> _CHECK YOUR UNDERSTANDING_
1. In the Test::LectroTest discussion, shorten the paragraph beginning "I think that observation is correct." and keep its main facts.
2. Output the part of the Test::LectroTest discussion starting at "I think that" and ending at "Mischief. Mayhem. Soap.", with no changes.
3. Pick up the Test::LectroTest discussion after its final sentence and keep writing.

> _PROVIDED PASSAGE_

▬▬▬▬▬▬▬▬▬▬

I think that observation is correct. Specification based testing, which Test::LectroTest implements a framework for is based on the idea that you formulate the constraints. Then you leave it to the computer to try to violate your assumptions within the given constraints. This is one testing tool among many, and I find the technique useful, if only to allow myself to be humbled by my machine from time to time.
If you haven't seen tmoertel's (Test::LectroTest's author) excellent tutorial, I suggest taking a look. It demonstrates why manually testing edge cases in some cases is not enough.
Thank you for your comments!
pernod
--
Mischief. Mayhem. Soap.
| [reply] |
I hadn't seen the tutorial, but the presentation had the same angular differences example. I see the point, but don't find it compelling because of the contrived nature of the manual testing. E.g. the "bad" manual example only uses positive numbers, and never bothers to test the obvious edge case:
return abs($a - $b) % 180
This edge case is either side of the modulo 180, and a quick examination of the code (without even testing) shows that it's impossible to ever have an angular difference of 180 degrees. Even ignoring the code for a moment, the real edge cases that thoughtful manual testing should have checked are the edges of acceptable output -- zero angular difference and 180 degrees of angular difference.

▬▬▬▬▬▬▬▬▬▬

[Bounding box prediction data]

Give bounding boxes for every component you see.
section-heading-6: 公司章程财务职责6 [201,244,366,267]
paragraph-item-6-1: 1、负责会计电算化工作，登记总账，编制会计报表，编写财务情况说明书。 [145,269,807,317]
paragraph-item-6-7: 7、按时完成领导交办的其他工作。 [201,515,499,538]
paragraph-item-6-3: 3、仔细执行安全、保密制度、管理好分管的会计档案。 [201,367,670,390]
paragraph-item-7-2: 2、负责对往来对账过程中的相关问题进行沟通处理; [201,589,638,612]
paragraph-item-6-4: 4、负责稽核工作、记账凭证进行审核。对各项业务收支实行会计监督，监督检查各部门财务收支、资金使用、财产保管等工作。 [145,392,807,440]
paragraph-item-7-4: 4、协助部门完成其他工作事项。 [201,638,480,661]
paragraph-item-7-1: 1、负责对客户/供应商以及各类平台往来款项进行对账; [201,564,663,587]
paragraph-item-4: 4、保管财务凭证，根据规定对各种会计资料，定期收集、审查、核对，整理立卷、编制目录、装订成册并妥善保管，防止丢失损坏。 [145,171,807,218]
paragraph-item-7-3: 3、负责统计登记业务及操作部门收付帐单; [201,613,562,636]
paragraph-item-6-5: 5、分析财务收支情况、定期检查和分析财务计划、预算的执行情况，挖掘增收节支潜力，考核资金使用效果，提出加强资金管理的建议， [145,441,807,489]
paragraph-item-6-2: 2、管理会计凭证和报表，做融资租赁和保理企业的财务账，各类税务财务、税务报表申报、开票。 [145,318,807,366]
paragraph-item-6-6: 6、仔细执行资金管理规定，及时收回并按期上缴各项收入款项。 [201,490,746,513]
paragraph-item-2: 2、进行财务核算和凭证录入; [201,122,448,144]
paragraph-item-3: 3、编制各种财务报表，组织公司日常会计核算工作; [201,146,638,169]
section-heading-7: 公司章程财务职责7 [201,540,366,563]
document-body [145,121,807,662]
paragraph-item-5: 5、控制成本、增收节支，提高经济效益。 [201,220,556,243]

▬▬▬▬▬▬▬▬▬▬

> _TASK RESPONSES_
1. The writer agrees with the observation. In specification-based testing, for which Test::LectroTest provides a framework, you state the constraints and the computer tries to violate your assumptions within them. It is one testing tool among many. The writer finds it useful, if only for being humbled by the machine now and then.

2.
I think that observation is correct. Specification based testing, which Test::LectroTest implements a framework for is based on the idea that you formulate the constraints. Then you leave it to the computer to try to violate your assumptions within the given constraints. This is one testing tool among many, and I find the technique useful, if only to allow myself to be humbled by my machine from time to time.
If you haven't seen tmoertel's (Test::LectroTest's author) excellent tutorial, I suggest taking a look. It demonstrates why manually testing edge cases in some cases is not enough.
Thank you for your comments!
pernod
--
Mischief. Mayhem. Soap.

3.
At a certain point in the tutorial, the author refines the problem as so:
If you think about it, our recipe above is actually a specification of a general property that our implementation must hold to: "For all angles a and for all angles diff in the range -180 to 180, we assert that angdiff($a, $a + $diff) must equal abs($diff)."
Testing differences of -180, -1, 0, 1, and 180 is sufficient -- the random testing in between doesn't add additional information. (And this principle extends to the later example of differences greater than 180 or even 360 degrees.) My point is that if you understand the problem space well enough and specify the expectation well enough, ordinary tests are easily sufficient. So you can use Test::LectroTest, or just this:
for ( -180, -1, 0, 1, 180 ) {
is( angdiff(0, $_), abs $_, "angdiff (0,$_)" );
}
Let me be fair -- I think Test::LectroTest could be a very useful tool for exploring a poorly understood problem space by generating lots of test cases for examination, but I wouldn't use it as a first-line-of-defense testing tool.
-xdg
Code written by xdg and posted on PerlMonks is public domain. It is provided as is with no warranties, express or implied, of any kind. Posted code may not have been tested. Use of posted code is at your own risk.
| [reply] [d/l] [select] |
My point is that if you understand the problem space well enough and specify the expectation well enough, ordinary tests are easily sufficient.
If you understand the problem well enough, you might as well try and mathematically prove that your program conforms to the specification, and dispense with the tests all together.